# [PROVIDED DATA]
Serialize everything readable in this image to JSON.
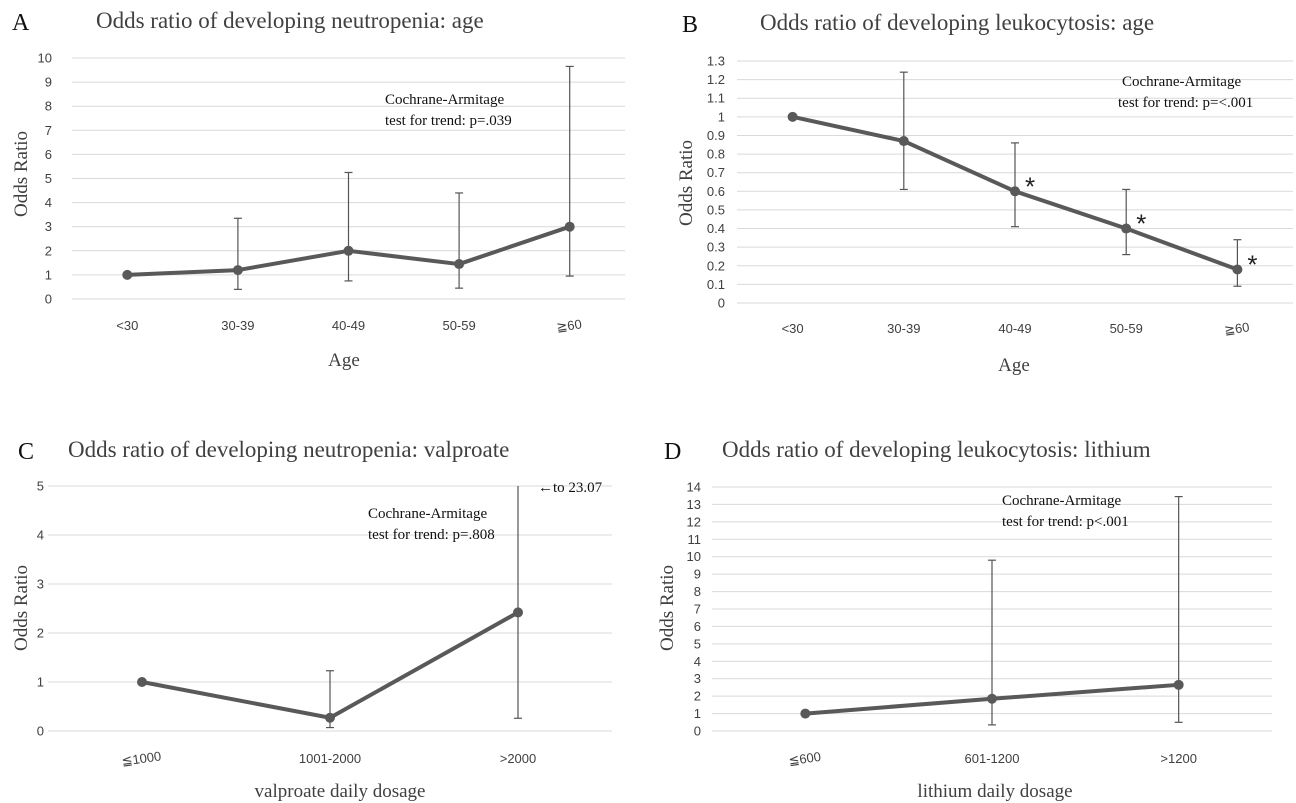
{
  "chart_data": [
    {
      "panel": "A",
      "type": "line",
      "title": "Odds ratio of developing neutropenia: age",
      "xlabel": "Age",
      "ylabel": "Odds Ratio",
      "categories": [
        "<30",
        "30-39",
        "40-49",
        "50-59",
        "≧60"
      ],
      "values": [
        1.0,
        1.2,
        2.0,
        1.45,
        3.0
      ],
      "error_low": [
        1.0,
        0.4,
        0.75,
        0.45,
        0.95
      ],
      "error_high": [
        1.0,
        3.35,
        5.25,
        4.4,
        9.65
      ],
      "ylim": [
        0,
        10
      ],
      "yticks": [
        "0",
        "1",
        "2",
        "3",
        "4",
        "5",
        "6",
        "7",
        "8",
        "9",
        "10"
      ],
      "grid": true,
      "annotation": [
        "Cochrane-Armitage",
        "test for trend: p=.039"
      ]
    },
    {
      "panel": "B",
      "type": "line",
      "title": "Odds ratio of developing leukocytosis: age",
      "xlabel": "Age",
      "ylabel": "Odds Ratio",
      "categories": [
        "<30",
        "30-39",
        "40-49",
        "50-59",
        "≧60"
      ],
      "values": [
        1.0,
        0.87,
        0.6,
        0.4,
        0.18
      ],
      "error_low": [
        1.0,
        0.61,
        0.41,
        0.26,
        0.09
      ],
      "error_high": [
        1.0,
        1.24,
        0.86,
        0.61,
        0.34
      ],
      "significant": [
        false,
        false,
        true,
        true,
        true
      ],
      "significance_mark": "*",
      "ylim": [
        0,
        1.3
      ],
      "yticks": [
        "0",
        "0.1",
        "0.2",
        "0.3",
        "0.4",
        "0.5",
        "0.6",
        "0.7",
        "0.8",
        "0.9",
        "1",
        "1.1",
        "1.2",
        "1.3"
      ],
      "grid": true,
      "annotation": [
        "Cochrane-Armitage",
        "test for trend: p=<.001"
      ]
    },
    {
      "panel": "C",
      "type": "line",
      "title": "Odds ratio of developing neutropenia: valproate",
      "xlabel": "valproate daily dosage",
      "ylabel": "Odds Ratio",
      "categories": [
        "≦1000",
        "1001-2000",
        ">2000"
      ],
      "values": [
        1.0,
        0.27,
        2.42
      ],
      "error_low": [
        1.0,
        0.07,
        0.26
      ],
      "error_high": [
        1.0,
        1.23,
        23.07
      ],
      "ylim": [
        0,
        5
      ],
      "yticks": [
        "0",
        "1",
        "2",
        "3",
        "4",
        "5"
      ],
      "grid": true,
      "truncation_note": "←to 23.07",
      "annotation": [
        "Cochrane-Armitage",
        "test for trend: p=.808"
      ]
    },
    {
      "panel": "D",
      "type": "line",
      "title": "Odds ratio of developing leukocytosis: lithium",
      "xlabel": "lithium daily dosage",
      "ylabel": "Odds Ratio",
      "categories": [
        "≦600",
        "601-1200",
        ">1200"
      ],
      "values": [
        1.0,
        1.85,
        2.65
      ],
      "error_low": [
        1.0,
        0.35,
        0.5
      ],
      "error_high": [
        1.0,
        9.8,
        13.45
      ],
      "ylim": [
        0,
        14
      ],
      "yticks": [
        "0",
        "1",
        "2",
        "3",
        "4",
        "5",
        "6",
        "7",
        "8",
        "9",
        "10",
        "11",
        "12",
        "13",
        "14"
      ],
      "grid": true,
      "annotation": [
        "Cochrane-Armitage",
        "test for trend: p<.001"
      ]
    }
  ],
  "series_color": "#595959",
  "grid_color": "#d9d9d9"
}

# [OBJECTIVE]
Transcribe every record above exactly, leaving out the pictures.

# [WRITTEN RESPONSE]
Serialize everything readable in this image to JSON.
{
  "chart_data": [
    {
      "panel": "A",
      "type": "line",
      "title": "Odds ratio of developing neutropenia: age",
      "xlabel": "Age",
      "ylabel": "Odds Ratio",
      "categories": [
        "<30",
        "30-39",
        "40-49",
        "50-59",
        "≧60"
      ],
      "values": [
        1.0,
        1.2,
        2.0,
        1.45,
        3.0
      ],
      "error_low": [
        1.0,
        0.4,
        0.75,
        0.45,
        0.95
      ],
      "error_high": [
        1.0,
        3.35,
        5.25,
        4.4,
        9.65
      ],
      "ylim": [
        0,
        10
      ],
      "yticks": [
        "0",
        "1",
        "2",
        "3",
        "4",
        "5",
        "6",
        "7",
        "8",
        "9",
        "10"
      ],
      "grid": true,
      "annotation": [
        "Cochrane-Armitage",
        "test for trend: p=.039"
      ]
    },
    {
      "panel": "B",
      "type": "line",
      "title": "Odds ratio of developing leukocytosis: age",
      "xlabel": "Age",
      "ylabel": "Odds Ratio",
      "categories": [
        "<30",
        "30-39",
        "40-49",
        "50-59",
        "≧60"
      ],
      "values": [
        1.0,
        0.87,
        0.6,
        0.4,
        0.18
      ],
      "error_low": [
        1.0,
        0.61,
        0.41,
        0.26,
        0.09
      ],
      "error_high": [
        1.0,
        1.24,
        0.86,
        0.61,
        0.34
      ],
      "significant": [
        false,
        false,
        true,
        true,
        true
      ],
      "significance_mark": "*",
      "ylim": [
        0,
        1.3
      ],
      "yticks": [
        "0",
        "0.1",
        "0.2",
        "0.3",
        "0.4",
        "0.5",
        "0.6",
        "0.7",
        "0.8",
        "0.9",
        "1",
        "1.1",
        "1.2",
        "1.3"
      ],
      "grid": true,
      "annotation": [
        "Cochrane-Armitage",
        "test for trend: p=<.001"
      ]
    },
    {
      "panel": "C",
      "type": "line",
      "title": "Odds ratio of developing neutropenia: valproate",
      "xlabel": "valproate daily dosage",
      "ylabel": "Odds Ratio",
      "categories": [
        "≦1000",
        "1001-2000",
        ">2000"
      ],
      "values": [
        1.0,
        0.27,
        2.42
      ],
      "error_low": [
        1.0,
        0.07,
        0.26
      ],
      "error_high": [
        1.0,
        1.23,
        23.07
      ],
      "ylim": [
        0,
        5
      ],
      "yticks": [
        "0",
        "1",
        "2",
        "3",
        "4",
        "5"
      ],
      "grid": true,
      "truncation_note": "←to 23.07",
      "annotation": [
        "Cochrane-Armitage",
        "test for trend: p=.808"
      ]
    },
    {
      "panel": "D",
      "type": "line",
      "title": "Odds ratio of developing leukocytosis: lithium",
      "xlabel": "lithium daily dosage",
      "ylabel": "Odds Ratio",
      "categories": [
        "≦600",
        "601-1200",
        ">1200"
      ],
      "values": [
        1.0,
        1.85,
        2.65
      ],
      "error_low": [
        1.0,
        0.35,
        0.5
      ],
      "error_high": [
        1.0,
        9.8,
        13.45
      ],
      "ylim": [
        0,
        14
      ],
      "yticks": [
        "0",
        "1",
        "2",
        "3",
        "4",
        "5",
        "6",
        "7",
        "8",
        "9",
        "10",
        "11",
        "12",
        "13",
        "14"
      ],
      "grid": true,
      "annotation": [
        "Cochrane-Armitage",
        "test for trend: p<.001"
      ]
    }
  ],
  "series_color": "#595959",
  "grid_color": "#d9d9d9"
}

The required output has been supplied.